**Given exercise**
Copy all records verbatim.

****************************************

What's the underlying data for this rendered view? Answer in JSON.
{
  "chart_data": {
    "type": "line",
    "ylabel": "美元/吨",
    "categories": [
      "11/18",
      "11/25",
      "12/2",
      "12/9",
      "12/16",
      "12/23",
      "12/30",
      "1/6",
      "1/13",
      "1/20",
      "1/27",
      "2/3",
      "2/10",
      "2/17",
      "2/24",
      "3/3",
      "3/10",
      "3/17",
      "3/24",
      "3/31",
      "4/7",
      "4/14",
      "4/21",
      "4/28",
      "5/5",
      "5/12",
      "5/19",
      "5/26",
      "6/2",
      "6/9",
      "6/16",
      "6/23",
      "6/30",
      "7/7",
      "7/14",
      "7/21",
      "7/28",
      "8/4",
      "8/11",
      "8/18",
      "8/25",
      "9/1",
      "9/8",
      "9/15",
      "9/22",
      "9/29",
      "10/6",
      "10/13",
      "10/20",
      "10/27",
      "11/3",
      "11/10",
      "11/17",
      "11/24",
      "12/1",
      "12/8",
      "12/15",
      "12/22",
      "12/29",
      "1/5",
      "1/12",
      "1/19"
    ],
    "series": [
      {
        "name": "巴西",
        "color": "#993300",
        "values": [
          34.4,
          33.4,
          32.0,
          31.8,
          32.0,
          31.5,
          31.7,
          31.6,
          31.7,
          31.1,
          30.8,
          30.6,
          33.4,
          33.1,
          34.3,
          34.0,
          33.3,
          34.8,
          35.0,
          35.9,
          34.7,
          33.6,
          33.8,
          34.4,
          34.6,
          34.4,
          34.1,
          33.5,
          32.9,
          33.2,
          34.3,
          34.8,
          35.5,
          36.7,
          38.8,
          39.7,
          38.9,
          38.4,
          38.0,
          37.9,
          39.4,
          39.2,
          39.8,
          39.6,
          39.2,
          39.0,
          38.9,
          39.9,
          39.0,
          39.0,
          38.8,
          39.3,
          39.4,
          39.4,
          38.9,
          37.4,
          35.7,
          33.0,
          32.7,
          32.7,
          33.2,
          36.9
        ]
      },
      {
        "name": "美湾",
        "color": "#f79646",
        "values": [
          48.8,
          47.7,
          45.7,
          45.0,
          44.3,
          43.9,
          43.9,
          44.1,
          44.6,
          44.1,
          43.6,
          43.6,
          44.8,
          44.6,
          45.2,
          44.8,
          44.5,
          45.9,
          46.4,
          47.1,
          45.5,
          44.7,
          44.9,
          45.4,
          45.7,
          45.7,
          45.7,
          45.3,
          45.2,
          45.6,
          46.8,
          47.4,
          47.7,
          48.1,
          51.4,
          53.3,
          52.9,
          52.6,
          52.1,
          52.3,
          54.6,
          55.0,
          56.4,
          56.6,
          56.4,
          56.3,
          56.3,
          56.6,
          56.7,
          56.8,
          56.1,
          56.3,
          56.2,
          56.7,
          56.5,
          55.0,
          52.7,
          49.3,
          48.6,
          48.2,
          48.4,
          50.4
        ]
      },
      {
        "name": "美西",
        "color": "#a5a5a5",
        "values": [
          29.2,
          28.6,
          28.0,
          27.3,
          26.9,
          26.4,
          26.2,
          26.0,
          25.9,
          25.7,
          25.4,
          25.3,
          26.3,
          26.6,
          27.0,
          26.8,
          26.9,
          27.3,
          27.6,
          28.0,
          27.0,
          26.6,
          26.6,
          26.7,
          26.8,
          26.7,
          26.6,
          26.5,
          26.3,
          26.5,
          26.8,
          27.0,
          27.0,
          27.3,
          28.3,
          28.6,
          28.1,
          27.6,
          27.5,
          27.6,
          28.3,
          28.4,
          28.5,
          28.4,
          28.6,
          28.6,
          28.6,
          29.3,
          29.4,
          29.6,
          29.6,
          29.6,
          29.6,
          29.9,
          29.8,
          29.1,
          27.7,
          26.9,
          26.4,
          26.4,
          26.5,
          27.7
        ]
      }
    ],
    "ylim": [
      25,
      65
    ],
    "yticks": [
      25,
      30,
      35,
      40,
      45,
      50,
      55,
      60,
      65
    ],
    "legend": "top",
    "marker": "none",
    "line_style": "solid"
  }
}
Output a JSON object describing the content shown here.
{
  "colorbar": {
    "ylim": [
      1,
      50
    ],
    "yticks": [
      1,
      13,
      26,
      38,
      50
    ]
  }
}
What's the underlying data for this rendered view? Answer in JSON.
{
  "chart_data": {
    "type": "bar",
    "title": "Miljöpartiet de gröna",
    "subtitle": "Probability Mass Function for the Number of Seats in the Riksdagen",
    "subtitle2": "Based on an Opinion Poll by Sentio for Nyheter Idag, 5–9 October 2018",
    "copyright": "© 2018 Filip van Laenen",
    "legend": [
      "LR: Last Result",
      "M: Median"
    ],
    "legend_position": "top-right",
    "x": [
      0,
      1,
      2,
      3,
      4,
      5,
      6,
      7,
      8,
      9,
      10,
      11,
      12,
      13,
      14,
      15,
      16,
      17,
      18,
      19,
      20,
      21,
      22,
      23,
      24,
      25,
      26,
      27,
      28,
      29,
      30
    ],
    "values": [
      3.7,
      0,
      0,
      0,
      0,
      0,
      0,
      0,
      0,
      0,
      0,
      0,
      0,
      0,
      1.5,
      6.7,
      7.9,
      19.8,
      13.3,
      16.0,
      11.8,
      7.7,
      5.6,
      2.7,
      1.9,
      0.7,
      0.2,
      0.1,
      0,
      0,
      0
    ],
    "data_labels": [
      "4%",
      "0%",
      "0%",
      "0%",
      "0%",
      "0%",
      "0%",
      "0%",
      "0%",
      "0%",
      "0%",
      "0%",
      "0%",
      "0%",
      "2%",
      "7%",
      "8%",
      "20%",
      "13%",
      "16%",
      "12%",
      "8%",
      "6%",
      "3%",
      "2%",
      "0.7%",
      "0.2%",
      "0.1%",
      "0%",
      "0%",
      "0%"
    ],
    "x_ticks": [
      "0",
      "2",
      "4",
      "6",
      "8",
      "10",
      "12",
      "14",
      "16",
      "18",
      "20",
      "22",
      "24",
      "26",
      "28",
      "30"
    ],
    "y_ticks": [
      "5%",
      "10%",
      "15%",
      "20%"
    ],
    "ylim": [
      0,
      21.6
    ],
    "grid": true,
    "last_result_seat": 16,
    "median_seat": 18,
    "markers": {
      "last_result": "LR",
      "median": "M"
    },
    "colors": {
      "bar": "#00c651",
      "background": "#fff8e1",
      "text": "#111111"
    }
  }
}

****************************************

**Task response**
What's the underlying data for this rendered view? Answer in JSON.
{
  "chart_data": {
    "type": "line",
    "ylabel": "美元/吨",
    "categories": [
      "11/18",
      "11/25",
      "12/2",
      "12/9",
      "12/16",
      "12/23",
      "12/30",
      "1/6",
      "1/13",
      "1/20",
      "1/27",
      "2/3",
      "2/10",
      "2/17",
      "2/24",
      "3/3",
      "3/10",
      "3/17",
      "3/24",
      "3/31",
      "4/7",
      "4/14",
      "4/21",
      "4/28",
      "5/5",
      "5/12",
      "5/19",
      "5/26",
      "6/2",
      "6/9",
      "6/16",
      "6/23",
      "6/30",
      "7/7",
      "7/14",
      "7/21",
      "7/28",
      "8/4",
      "8/11",
      "8/18",
      "8/25",
      "9/1",
      "9/8",
      "9/15",
      "9/22",
      "9/29",
      "10/6",
      "10/13",
      "10/20",
      "10/27",
      "11/3",
      "11/10",
      "11/17",
      "11/24",
      "12/1",
      "12/8",
      "12/15",
      "12/22",
      "12/29",
      "1/5",
      "1/12",
      "1/19"
    ],
    "series": [
      {
        "name": "巴西",
        "color": "#993300",
        "values": [
          34.4,
          33.4,
          32.0,
          31.8,
          32.0,
          31.5,
          31.7,
          31.6,
          31.7,
          31.1,
          30.8,
          30.6,
          33.4,
          33.1,
          34.3,
          34.0,
          33.3,
          34.8,
          35.0,
          35.9,
          34.7,
          33.6,
          33.8,
          34.4,
          34.6,
          34.4,
          34.1,
          33.5,
          32.9,
          33.2,
          34.3,
          34.8,
          35.5,
          36.7,
          38.8,
          39.7,
          38.9,
          38.4,
          38.0,
          37.9,
          39.4,
          39.2,
          39.8,
          39.6,
          39.2,
          39.0,
          38.9,
          39.9,
          39.0,
          39.0,
          38.8,
          39.3,
          39.4,
          39.4,
          38.9,
          37.4,
          35.7,
          33.0,
          32.7,
          32.7,
          33.2,
          36.9
        ]
      },
      {
        "name": "美湾",
        "color": "#f79646",
        "values": [
          48.8,
          47.7,
          45.7,
          45.0,
          44.3,
          43.9,
          43.9,
          44.1,
          44.6,
          44.1,
          43.6,
          43.6,
          44.8,
          44.6,
          45.2,
          44.8,
          44.5,
          45.9,
          46.4,
          47.1,
          45.5,
          44.7,
          44.9,
          45.4,
          45.7,
          45.7,
          45.7,
          45.3,
          45.2,
          45.6,
          46.8,
          47.4,
          47.7,
          48.1,
          51.4,
          53.3,
          52.9,
          52.6,
          52.1,
          52.3,
          54.6,
          55.0,
          56.4,
          56.6,
          56.4,
          56.3,
          56.3,
          56.6,
          56.7,
          56.8,
          56.1,
          56.3,
          56.2,
          56.7,
          56.5,
          55.0,
          52.7,
          49.3,
          48.6,
          48.2,
          48.4,
          50.4
        ]
      },
      {
        "name": "美西",
        "color": "#a5a5a5",
        "values": [
          29.2,
          28.6,
          28.0,
          27.3,
          26.9,
          26.4,
          26.2,
          26.0,
          25.9,
          25.7,
          25.4,
          25.3,
          26.3,
          26.6,
          27.0,
          26.8,
          26.9,
          27.3,
          27.6,
          28.0,
          27.0,
          26.6,
          26.6,
          26.7,
          26.8,
          26.7,
          26.6,
          26.5,
          26.3,
          26.5,
          26.8,
          27.0,
          27.0,
          27.3,
          28.3,
          28.6,
          28.1,
          27.6,
          27.5,
          27.6,
          28.3,
          28.4,
          28.5,
          28.4,
          28.6,
          28.6,
          28.6,
          29.3,
          29.4,
          29.6,
          29.6,
          29.6,
          29.6,
          29.9,
          29.8,
          29.1,
          27.7,
          26.9,
          26.4,
          26.4,
          26.5,
          27.7
        ]
      }
    ],
    "ylim": [
      25,
      65
    ],
    "yticks": [
      25,
      30,
      35,
      40,
      45,
      50,
      55,
      60,
      65
    ],
    "legend": "top",
    "marker": "none",
    "line_style": "solid"
  }
}
Output a JSON object describing the content shown here.
{
  "colorbar": {
    "ylim": [
      1,
      50
    ],
    "yticks": [
      1,
      13,
      26,
      38,
      50
    ]
  }
}
What's the underlying data for this rendered view? Answer in JSON.
{
  "chart_data": {
    "type": "bar",
    "title": "Miljöpartiet de gröna",
    "subtitle": "Probability Mass Function for the Number of Seats in the Riksdagen",
    "subtitle2": "Based on an Opinion Poll by Sentio for Nyheter Idag, 5–9 October 2018",
    "copyright": "© 2018 Filip van Laenen",
    "legend": [
      "LR: Last Result",
      "M: Median"
    ],
    "legend_position": "top-right",
    "x": [
      0,
      1,
      2,
      3,
      4,
      5,
      6,
      7,
      8,
      9,
      10,
      11,
      12,
      13,
      14,
      15,
      16,
      17,
      18,
      19,
      20,
      21,
      22,
      23,
      24,
      25,
      26,
      27,
      28,
      29,
      30
    ],
    "values": [
      3.7,
      0,
      0,
      0,
      0,
      0,
      0,
      0,
      0,
      0,
      0,
      0,
      0,
      0,
      1.5,
      6.7,
      7.9,
      19.8,
      13.3,
      16.0,
      11.8,
      7.7,
      5.6,
      2.7,
      1.9,
      0.7,
      0.2,
      0.1,
      0,
      0,
      0
    ],
    "data_labels": [
      "4%",
      "0%",
      "0%",
      "0%",
      "0%",
      "0%",
      "0%",
      "0%",
      "0%",
      "0%",
      "0%",
      "0%",
      "0%",
      "0%",
      "2%",
      "7%",
      "8%",
      "20%",
      "13%",
      "16%",
      "12%",
      "8%",
      "6%",
      "3%",
      "2%",
      "0.7%",
      "0.2%",
      "0.1%",
      "0%",
      "0%",
      "0%"
    ],
    "x_ticks": [
      "0",
      "2",
      "4",
      "6",
      "8",
      "10",
      "12",
      "14",
      "16",
      "18",
      "20",
      "22",
      "24",
      "26",
      "28",
      "30"
    ],
    "y_ticks": [
      "5%",
      "10%",
      "15%",
      "20%"
    ],
    "ylim": [
      0,
      21.6
    ],
    "grid": true,
    "last_result_seat": 16,
    "median_seat": 18,
    "markers": {
      "last_result": "LR",
      "median": "M"
    },
    "colors": {
      "bar": "#00c651",
      "background": "#fff8e1",
      "text": "#111111"
    }
  }
}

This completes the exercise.